↓
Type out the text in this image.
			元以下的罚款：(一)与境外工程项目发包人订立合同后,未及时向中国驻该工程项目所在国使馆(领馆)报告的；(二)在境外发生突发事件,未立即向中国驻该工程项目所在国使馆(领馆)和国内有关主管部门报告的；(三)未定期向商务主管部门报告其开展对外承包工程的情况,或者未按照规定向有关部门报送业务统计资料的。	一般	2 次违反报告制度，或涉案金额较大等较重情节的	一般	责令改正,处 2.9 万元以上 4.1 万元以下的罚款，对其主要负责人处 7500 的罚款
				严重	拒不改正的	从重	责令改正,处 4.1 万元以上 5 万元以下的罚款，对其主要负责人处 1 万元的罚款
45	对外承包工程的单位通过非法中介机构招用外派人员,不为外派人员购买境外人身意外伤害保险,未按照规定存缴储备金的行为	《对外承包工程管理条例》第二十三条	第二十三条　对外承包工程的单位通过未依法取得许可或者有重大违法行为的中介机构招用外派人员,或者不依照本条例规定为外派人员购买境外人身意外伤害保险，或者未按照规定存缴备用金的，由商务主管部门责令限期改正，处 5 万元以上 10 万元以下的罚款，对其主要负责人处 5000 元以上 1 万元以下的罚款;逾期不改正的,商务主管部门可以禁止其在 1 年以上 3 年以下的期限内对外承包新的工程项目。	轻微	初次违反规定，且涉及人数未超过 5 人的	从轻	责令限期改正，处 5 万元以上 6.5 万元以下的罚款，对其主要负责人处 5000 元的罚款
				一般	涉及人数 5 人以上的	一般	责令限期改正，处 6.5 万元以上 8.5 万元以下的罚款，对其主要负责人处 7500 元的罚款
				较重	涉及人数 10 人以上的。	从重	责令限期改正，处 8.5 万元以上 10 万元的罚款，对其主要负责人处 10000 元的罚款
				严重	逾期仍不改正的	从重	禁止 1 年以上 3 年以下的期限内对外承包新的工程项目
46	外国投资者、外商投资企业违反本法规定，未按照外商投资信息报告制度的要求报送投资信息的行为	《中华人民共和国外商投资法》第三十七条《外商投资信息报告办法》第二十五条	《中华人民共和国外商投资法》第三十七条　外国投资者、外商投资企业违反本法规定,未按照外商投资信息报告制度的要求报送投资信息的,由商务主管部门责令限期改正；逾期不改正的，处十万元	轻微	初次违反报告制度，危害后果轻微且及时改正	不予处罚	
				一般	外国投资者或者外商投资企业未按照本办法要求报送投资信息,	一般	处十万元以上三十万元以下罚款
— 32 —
↑
* _Task objective_
Looking at the records above, count the lines where the word "人以上的" appears. State only the number.

* _Full solution_
2